Directions: Return the lines below that carry the word "JSON".

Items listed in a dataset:
----------------

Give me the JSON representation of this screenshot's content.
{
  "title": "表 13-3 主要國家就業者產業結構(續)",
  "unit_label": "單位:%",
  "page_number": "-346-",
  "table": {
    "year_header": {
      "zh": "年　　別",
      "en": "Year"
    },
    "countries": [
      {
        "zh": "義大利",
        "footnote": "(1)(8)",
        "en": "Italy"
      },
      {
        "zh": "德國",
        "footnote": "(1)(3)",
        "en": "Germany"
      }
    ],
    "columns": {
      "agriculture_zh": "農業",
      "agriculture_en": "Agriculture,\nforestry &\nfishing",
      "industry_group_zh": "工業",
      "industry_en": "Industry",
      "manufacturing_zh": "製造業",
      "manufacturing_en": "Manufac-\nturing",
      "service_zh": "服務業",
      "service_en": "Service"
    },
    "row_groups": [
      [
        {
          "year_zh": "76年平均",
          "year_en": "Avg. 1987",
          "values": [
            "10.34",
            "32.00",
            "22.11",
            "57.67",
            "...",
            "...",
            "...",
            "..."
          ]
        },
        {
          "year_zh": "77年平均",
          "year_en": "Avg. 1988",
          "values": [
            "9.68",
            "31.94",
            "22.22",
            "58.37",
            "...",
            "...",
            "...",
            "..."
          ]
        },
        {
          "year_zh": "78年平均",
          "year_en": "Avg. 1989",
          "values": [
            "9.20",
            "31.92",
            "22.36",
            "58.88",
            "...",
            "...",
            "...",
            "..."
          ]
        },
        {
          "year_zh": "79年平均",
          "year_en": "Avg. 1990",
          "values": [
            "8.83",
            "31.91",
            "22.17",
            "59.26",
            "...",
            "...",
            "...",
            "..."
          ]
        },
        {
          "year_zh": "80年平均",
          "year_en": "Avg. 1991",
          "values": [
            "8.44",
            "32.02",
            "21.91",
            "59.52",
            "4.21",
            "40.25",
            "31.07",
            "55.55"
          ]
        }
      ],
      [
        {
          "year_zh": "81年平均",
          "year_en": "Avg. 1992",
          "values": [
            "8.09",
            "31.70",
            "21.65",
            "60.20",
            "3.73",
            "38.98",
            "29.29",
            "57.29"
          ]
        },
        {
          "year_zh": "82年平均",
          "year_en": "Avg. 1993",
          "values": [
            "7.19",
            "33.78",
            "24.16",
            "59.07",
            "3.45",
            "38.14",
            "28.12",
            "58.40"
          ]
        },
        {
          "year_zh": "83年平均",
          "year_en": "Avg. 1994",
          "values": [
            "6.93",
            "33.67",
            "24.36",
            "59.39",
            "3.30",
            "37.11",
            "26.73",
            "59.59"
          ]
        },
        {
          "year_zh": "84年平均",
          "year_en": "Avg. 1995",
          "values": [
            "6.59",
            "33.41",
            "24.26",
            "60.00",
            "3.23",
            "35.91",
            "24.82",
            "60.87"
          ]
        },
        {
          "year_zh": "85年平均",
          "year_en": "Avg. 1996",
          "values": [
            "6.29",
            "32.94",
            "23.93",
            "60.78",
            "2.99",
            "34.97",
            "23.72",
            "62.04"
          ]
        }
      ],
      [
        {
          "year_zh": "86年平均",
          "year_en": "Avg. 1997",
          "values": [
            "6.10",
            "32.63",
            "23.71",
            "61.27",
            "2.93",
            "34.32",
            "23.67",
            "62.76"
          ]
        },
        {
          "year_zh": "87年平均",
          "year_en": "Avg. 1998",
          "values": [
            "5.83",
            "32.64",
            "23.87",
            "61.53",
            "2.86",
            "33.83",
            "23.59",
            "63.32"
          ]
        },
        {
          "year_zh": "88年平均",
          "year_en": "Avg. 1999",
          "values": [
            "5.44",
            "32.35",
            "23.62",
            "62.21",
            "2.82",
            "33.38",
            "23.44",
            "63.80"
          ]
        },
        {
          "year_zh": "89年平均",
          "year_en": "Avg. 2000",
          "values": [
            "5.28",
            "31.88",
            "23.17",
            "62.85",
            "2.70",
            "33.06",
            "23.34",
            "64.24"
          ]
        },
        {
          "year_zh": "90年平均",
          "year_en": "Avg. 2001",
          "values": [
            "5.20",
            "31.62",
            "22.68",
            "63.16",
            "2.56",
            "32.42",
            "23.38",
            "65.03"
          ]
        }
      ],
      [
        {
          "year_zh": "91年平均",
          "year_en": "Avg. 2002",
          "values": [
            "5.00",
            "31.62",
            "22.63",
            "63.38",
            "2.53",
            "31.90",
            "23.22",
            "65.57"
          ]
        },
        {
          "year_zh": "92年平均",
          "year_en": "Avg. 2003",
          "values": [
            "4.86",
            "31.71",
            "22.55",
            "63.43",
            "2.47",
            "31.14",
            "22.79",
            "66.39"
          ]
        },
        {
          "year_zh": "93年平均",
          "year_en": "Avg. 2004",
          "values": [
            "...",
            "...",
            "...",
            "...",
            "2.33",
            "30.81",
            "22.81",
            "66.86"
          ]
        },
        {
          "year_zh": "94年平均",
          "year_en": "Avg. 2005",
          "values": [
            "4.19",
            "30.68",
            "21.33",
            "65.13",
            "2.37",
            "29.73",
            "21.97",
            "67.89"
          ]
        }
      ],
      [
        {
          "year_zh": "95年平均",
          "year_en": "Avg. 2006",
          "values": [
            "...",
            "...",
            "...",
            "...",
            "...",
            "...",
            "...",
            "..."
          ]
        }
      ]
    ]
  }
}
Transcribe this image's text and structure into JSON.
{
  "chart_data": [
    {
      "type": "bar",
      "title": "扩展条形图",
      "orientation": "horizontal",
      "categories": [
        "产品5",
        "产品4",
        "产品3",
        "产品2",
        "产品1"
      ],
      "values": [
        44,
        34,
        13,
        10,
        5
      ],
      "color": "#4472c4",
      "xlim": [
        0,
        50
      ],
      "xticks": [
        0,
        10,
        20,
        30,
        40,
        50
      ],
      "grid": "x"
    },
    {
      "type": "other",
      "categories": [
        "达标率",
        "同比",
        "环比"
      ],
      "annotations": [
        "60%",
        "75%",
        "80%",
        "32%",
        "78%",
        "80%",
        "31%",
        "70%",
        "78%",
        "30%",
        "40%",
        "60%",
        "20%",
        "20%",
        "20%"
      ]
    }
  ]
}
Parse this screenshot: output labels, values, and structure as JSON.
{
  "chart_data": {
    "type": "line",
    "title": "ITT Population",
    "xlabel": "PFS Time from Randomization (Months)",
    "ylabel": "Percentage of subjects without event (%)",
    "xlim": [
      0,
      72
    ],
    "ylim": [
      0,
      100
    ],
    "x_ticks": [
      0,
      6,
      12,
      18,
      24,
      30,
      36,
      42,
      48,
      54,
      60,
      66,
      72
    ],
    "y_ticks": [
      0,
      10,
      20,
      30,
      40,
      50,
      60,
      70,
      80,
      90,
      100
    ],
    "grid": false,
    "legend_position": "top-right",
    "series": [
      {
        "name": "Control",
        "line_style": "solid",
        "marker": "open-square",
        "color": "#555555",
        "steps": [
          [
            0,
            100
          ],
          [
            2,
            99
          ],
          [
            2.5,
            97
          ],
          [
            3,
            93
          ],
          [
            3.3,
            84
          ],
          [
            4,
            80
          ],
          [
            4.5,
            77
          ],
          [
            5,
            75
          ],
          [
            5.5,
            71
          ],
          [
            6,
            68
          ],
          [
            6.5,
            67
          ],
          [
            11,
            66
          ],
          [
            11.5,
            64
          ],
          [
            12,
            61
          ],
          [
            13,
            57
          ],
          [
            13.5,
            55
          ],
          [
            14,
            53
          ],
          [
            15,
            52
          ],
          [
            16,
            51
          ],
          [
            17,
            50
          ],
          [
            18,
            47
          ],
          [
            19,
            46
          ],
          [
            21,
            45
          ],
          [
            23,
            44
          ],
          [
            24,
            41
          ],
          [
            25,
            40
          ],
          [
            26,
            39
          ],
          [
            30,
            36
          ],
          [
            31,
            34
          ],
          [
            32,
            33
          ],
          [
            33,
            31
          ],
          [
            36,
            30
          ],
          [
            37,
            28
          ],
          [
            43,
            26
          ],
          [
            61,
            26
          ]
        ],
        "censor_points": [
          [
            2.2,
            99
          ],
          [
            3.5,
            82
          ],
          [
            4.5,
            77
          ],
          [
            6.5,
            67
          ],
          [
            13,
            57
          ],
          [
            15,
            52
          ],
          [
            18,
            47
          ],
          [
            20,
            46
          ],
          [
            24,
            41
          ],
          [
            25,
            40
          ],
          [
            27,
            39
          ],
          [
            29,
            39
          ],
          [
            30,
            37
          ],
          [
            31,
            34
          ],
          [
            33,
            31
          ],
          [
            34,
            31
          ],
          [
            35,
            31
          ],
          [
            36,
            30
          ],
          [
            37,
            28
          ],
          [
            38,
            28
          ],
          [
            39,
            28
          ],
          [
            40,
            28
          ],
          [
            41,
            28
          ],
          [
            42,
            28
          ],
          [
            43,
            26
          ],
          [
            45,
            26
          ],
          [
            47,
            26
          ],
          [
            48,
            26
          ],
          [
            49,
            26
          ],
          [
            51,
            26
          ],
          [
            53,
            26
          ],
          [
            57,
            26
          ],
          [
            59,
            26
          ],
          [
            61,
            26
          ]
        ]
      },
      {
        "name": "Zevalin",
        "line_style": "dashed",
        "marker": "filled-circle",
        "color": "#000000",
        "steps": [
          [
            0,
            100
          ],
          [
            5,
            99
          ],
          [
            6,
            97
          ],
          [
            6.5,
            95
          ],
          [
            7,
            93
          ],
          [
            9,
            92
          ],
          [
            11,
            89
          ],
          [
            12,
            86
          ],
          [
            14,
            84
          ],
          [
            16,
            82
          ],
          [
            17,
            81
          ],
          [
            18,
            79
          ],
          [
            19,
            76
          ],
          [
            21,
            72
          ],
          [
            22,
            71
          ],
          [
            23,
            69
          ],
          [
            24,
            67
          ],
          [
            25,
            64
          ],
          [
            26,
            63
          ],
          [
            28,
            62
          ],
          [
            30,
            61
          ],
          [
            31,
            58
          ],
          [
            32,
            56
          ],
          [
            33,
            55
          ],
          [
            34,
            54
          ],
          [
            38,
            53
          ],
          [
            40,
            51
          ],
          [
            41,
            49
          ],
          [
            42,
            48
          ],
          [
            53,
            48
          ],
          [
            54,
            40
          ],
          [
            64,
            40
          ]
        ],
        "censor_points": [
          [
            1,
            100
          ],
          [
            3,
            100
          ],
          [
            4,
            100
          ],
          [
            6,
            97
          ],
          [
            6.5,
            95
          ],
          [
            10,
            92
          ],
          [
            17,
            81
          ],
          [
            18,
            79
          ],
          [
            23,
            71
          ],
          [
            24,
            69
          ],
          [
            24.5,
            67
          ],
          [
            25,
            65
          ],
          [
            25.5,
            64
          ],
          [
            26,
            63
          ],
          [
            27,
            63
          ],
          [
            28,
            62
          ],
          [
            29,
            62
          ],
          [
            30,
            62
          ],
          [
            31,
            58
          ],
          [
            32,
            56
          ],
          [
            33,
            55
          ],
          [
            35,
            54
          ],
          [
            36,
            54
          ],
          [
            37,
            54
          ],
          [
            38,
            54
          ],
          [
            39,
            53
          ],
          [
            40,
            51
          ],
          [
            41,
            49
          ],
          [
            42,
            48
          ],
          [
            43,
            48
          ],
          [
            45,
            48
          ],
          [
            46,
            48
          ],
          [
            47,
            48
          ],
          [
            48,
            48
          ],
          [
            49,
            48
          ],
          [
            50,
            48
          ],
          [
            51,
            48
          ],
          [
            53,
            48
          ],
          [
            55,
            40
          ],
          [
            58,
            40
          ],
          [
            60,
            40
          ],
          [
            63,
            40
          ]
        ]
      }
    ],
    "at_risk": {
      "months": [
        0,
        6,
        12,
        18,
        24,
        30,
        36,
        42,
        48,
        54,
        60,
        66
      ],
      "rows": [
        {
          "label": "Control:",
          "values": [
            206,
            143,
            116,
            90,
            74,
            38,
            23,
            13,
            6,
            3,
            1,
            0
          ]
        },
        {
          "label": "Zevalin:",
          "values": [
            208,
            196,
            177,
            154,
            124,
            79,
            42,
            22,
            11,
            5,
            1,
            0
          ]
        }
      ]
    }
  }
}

----------------

Complete answer:
Give me the JSON representation of this screenshot's content.
Transcribe this image's text and structure into JSON.
Parse this screenshot: output labels, values, and structure as JSON.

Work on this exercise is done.